>> Start Data section

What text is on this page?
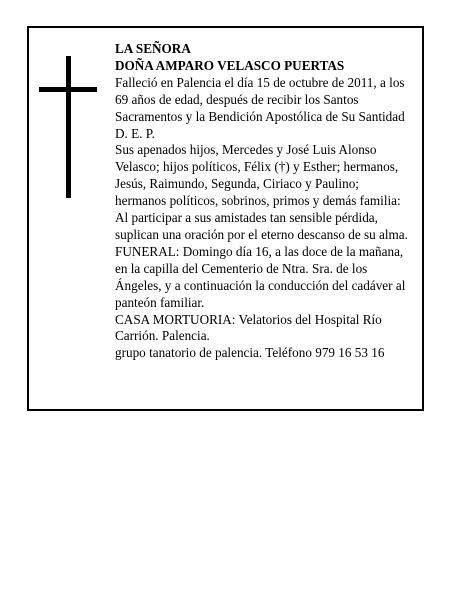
LA SEÑORA
DOÑA AMPARO VELASCO PUERTAS
Falleció en Palencia el día 15 de octubre de 2011, a los
69 años de edad, después de recibir los Santos
Sacramentos y la Bendición Apostólica de Su Santidad
D. E. P.
Sus apenados hijos, Mercedes y José Luis Alonso
Velasco; hijos políticos, Félix (†) y Esther; hermanos,
Jesús, Raimundo, Segunda, Ciriaco y Paulino;
hermanos políticos, sobrinos, primos y demás familia:
Al participar a sus amistades tan sensible pérdida,
suplican una oración por el eterno descanso de su alma.
FUNERAL: Domingo día 16, a las doce de la mañana,
en la capilla del Cementerio de Ntra. Sra. de los
Ángeles, y a continuación la conducción del cadáver al
panteón familiar.
CASA MORTUORIA: Velatorios del Hospital Río
Carrión. Palencia.
grupo tanatorio de palencia. Teléfono 979 16 53 16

>> End Data section

Aim of the task
Working from the lines above, reproduce the material exactly and exclude its pictures.

Task answer
What text is on this page?
LA SEÑORA
DOÑA AMPARO VELASCO PUERTAS
Falleció en Palencia el día 15 de octubre de 2011, a los
69 años de edad, después de recibir los Santos
Sacramentos y la Bendición Apostólica de Su Santidad
D. E. P.
Sus apenados hijos, Mercedes y José Luis Alonso
Velasco; hijos políticos, Félix (†) y Esther; hermanos,
Jesús, Raimundo, Segunda, Ciriaco y Paulino;
hermanos políticos, sobrinos, primos y demás familia:
Al participar a sus amistades tan sensible pérdida,
suplican una oración por el eterno descanso de su alma.
FUNERAL: Domingo día 16, a las doce de la mañana,
en la capilla del Cementerio de Ntra. Sra. de los
Ángeles, y a continuación la conducción del cadáver al
panteón familiar.
CASA MORTUORIA: Velatorios del Hospital Río
Carrión. Palencia.
grupo tanatorio de palencia. Teléfono 979 16 53 16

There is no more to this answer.